*READING PASSAGE*
☆ ☆ ☆

Adversity is a feature of the life of every child. It can be present when a child is learning a new skill, on their first day of school, when they are negotiating conflicts and when their ambition exceeds their ability. For some children, such as those who have chronic medical conditions and disabilities, adversity is a predominant and pervasive feature of their day-to-day life. Some children demonstrate persistence in the face of adverse conditions, whereas others shy away from them. Whatever the source of adversity, the ability to cope with it is critical to a child’s development and to them experiencing a productive, successful and satisfying life.
Psychological strength, or resilience, is directly implicated in a child’s capacity to cope with adversity. Resilience represents that quality of the individual that enables them to persist in the face of challenges and recover from difficulty or hardship. Resilience strengthens a child and enables them to try new experiences, accept challenges, and cope with frustration and failure. Resilience sustains a child through hardship and supports the realisation of dreams and aspirations. As such, the promotion of resilience is a universal concern of all adults with a caring concern for children.
A child’s capacity to cope with adversity (i.e. their resilience) varies over time in association with biological, psychological and environmental influences, and the interaction of these.
Biological influences include the child’s temperament and their susceptibility to stress and anxiety. Psychological influences include the child’s capacity to develop and maintain constructive beliefs in conditions of adversity, including beliefs about personal worth and competence, expectations of social support and beliefs about the world in which they live. Environmental influences include the extent to which the environment satisfies the needs of the child, including the child’s need for love, acceptance, protection, safety, shelter and physical sustenance.

☆ ☆ ☆

*WHAT IS NEEDED*
Reproduce the reading passage on children's resilience word for word.

*EXTRACTED DATA*

☆ ☆ ☆

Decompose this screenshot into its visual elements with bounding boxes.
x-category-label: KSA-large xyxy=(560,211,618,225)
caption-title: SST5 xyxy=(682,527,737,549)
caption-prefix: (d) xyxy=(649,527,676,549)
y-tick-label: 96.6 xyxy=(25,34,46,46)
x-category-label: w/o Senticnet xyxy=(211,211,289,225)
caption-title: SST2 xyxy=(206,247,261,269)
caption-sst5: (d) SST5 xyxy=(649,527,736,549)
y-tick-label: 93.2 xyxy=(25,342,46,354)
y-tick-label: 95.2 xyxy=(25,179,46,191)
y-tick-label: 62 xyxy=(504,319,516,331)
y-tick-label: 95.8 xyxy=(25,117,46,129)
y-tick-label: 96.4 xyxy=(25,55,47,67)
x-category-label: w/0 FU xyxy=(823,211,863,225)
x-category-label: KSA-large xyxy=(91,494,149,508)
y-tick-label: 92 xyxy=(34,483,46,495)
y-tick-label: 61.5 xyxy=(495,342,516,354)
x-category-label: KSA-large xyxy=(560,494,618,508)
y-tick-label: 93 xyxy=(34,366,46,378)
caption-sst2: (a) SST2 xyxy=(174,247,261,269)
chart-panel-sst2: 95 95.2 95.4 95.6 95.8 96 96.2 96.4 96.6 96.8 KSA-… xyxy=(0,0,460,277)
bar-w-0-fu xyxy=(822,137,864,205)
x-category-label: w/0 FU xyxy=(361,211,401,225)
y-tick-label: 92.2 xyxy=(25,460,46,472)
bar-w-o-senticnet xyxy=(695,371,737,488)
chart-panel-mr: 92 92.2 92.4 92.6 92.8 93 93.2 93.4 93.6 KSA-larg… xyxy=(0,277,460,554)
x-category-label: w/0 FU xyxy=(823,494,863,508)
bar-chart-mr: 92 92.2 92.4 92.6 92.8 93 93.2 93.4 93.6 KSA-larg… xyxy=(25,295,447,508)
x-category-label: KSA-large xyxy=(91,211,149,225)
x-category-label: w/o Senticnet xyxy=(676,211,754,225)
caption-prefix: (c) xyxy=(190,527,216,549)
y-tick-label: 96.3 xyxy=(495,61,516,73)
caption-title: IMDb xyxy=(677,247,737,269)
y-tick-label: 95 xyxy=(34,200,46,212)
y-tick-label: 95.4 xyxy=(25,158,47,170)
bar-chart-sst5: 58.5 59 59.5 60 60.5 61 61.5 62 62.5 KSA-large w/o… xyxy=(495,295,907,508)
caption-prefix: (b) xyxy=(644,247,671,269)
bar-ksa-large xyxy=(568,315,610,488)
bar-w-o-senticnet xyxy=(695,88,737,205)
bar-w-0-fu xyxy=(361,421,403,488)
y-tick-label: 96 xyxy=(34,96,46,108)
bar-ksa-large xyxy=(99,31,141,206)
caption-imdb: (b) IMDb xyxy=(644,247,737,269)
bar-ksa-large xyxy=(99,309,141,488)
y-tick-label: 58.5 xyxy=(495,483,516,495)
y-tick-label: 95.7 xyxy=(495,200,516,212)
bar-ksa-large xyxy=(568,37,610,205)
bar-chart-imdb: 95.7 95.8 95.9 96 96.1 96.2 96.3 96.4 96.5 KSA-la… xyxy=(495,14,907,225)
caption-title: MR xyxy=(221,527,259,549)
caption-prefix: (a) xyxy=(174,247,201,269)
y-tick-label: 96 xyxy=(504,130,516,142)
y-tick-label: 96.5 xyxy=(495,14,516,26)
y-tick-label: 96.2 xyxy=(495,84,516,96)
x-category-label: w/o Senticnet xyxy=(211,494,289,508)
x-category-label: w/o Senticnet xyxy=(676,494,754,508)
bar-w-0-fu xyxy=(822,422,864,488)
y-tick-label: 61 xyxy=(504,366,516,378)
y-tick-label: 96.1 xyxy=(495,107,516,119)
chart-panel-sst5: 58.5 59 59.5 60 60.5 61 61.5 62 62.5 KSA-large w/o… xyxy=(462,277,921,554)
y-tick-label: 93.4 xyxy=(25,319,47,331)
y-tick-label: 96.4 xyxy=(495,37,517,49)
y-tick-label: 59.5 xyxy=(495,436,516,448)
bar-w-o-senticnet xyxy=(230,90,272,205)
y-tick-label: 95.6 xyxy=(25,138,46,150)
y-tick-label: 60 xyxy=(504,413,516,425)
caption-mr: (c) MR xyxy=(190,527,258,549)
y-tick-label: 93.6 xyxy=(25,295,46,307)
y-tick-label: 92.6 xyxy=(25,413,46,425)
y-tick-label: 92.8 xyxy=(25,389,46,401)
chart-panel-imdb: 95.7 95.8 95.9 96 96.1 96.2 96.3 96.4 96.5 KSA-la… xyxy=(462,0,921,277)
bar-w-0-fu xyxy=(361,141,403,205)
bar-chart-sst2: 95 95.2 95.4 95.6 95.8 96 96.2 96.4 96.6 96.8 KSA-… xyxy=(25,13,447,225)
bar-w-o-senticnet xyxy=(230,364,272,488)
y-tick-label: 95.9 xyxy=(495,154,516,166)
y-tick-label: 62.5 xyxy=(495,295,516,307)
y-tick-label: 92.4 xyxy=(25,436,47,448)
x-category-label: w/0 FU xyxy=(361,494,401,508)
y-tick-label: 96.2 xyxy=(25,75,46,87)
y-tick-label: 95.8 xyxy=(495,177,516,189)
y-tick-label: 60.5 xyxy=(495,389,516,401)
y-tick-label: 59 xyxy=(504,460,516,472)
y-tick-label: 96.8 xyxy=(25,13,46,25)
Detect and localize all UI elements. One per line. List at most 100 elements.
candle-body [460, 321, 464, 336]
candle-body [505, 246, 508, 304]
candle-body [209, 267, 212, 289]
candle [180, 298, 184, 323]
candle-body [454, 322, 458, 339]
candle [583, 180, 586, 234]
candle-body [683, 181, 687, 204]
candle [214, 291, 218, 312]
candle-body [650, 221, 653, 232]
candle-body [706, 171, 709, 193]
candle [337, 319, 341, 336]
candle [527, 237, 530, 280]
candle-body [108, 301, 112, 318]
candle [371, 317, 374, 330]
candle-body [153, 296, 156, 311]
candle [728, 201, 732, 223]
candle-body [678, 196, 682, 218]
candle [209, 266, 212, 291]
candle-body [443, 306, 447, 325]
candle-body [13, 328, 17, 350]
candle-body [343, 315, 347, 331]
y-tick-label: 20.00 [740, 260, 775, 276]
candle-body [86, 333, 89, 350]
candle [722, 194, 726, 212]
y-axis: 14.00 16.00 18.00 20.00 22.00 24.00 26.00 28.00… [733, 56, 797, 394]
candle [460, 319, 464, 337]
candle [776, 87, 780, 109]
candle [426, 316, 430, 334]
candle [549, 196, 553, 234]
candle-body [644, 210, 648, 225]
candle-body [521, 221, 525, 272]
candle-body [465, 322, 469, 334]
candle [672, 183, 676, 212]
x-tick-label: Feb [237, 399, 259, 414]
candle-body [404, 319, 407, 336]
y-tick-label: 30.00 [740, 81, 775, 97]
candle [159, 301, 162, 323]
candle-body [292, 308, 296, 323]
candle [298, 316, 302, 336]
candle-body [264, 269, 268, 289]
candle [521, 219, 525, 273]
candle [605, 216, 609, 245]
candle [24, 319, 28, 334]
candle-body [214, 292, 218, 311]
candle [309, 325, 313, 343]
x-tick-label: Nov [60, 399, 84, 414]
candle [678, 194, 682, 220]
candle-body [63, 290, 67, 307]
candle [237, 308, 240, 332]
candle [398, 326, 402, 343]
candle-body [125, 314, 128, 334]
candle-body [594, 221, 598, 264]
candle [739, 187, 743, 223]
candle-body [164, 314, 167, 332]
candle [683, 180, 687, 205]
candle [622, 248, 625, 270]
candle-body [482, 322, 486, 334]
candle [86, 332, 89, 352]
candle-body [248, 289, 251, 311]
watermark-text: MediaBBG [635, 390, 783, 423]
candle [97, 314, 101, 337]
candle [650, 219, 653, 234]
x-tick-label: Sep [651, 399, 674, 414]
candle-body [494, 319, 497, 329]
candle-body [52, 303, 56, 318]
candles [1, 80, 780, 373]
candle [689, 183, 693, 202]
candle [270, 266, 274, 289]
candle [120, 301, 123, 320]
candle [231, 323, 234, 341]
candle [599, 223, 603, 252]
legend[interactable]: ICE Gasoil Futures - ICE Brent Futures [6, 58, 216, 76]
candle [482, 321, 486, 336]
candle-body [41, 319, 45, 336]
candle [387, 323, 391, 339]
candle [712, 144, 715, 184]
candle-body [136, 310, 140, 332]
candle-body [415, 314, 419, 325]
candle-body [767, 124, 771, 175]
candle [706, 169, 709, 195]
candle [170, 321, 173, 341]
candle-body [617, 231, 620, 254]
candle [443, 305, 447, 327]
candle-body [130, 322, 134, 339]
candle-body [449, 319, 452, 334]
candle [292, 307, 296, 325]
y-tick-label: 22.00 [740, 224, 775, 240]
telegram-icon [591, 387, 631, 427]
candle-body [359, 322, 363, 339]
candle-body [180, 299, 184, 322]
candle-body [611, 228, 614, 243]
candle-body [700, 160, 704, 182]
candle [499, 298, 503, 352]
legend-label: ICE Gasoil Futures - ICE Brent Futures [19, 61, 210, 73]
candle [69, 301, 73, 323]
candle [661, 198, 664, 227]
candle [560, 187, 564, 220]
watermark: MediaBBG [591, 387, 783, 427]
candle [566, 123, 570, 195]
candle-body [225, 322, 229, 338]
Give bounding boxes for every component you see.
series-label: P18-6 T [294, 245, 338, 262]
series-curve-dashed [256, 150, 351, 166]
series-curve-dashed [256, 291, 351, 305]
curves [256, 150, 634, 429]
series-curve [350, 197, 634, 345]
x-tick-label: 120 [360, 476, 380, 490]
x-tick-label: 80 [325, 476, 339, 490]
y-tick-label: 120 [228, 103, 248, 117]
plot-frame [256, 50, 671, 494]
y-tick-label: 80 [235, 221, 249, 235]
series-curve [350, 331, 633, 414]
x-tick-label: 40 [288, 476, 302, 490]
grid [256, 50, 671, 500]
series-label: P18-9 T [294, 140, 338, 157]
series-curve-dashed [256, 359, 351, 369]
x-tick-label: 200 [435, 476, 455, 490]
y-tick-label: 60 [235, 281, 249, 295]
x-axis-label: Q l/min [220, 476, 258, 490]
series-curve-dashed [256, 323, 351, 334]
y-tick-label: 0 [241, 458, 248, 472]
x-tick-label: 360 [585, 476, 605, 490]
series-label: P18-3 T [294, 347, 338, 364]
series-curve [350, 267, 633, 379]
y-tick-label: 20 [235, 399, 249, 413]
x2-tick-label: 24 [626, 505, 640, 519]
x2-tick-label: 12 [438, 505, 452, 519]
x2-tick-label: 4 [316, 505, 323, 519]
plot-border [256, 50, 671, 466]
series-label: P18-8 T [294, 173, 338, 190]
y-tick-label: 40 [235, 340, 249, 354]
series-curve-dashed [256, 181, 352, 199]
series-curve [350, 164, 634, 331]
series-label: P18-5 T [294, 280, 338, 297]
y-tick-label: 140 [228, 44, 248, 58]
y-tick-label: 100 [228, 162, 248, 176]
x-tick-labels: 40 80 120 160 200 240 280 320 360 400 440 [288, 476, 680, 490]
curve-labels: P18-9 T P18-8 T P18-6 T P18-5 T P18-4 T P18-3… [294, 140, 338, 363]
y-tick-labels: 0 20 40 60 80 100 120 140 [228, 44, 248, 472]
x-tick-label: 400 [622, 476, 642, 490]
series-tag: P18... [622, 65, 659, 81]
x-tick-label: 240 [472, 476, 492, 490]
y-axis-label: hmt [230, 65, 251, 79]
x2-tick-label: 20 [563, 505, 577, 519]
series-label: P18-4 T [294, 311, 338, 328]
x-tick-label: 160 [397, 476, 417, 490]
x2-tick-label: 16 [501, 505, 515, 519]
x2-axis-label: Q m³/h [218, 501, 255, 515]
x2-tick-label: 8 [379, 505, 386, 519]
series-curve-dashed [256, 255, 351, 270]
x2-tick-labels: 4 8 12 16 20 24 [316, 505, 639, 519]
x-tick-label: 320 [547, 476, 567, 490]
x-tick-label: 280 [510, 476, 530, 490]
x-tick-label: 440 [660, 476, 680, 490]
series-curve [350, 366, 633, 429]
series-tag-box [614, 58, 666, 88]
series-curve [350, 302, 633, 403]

☆ ☆ ☆

*SOLUTION TO THE EXERCISE*
Adversity is a feature of the life of every child. It can be present when a child is learning a new skill, on their first day of school, when they are negotiating conflicts and when their ambition exceeds their ability. For some children, such as those who have chronic medical conditions and disabilities, adversity is a predominant and pervasive feature of their day-to-day life. Some children demonstrate persistence in the face of adverse conditions, whereas others shy away from them. Whatever the source of adversity, the ability to cope with it is critical to a child’s development and to them experiencing a productive, successful and satisfying life.
Psychological strength, or resilience, is directly implicated in a child’s capacity to cope with adversity. Resilience represents that quality of the individual that enables them to persist in the face of challenges and recover from difficulty or hardship. Resilience strengthens a child and enables them to try new experiences, accept challenges, and cope with frustration and failure. Resilience sustains a child through hardship and supports the realisation of dreams and aspirations. As such, the promotion of resilience is a universal concern of all adults with a caring concern for children.
A child’s capacity to cope with adversity (i.e. their resilience) varies over time in association with biological, psychological and environmental influences, and the interaction of these.
Biological influences include the child’s temperament and their susceptibility to stress and anxiety. Psychological influences include the child’s capacity to develop and maintain constructive beliefs in conditions of adversity, including beliefs about personal worth and competence, expectations of social support and beliefs about the world in which they live. Environmental influences include the extent to which the environment satisfies the needs of the child, including the child’s need for love, acceptance, protection, safety, shelter and physical sustenance.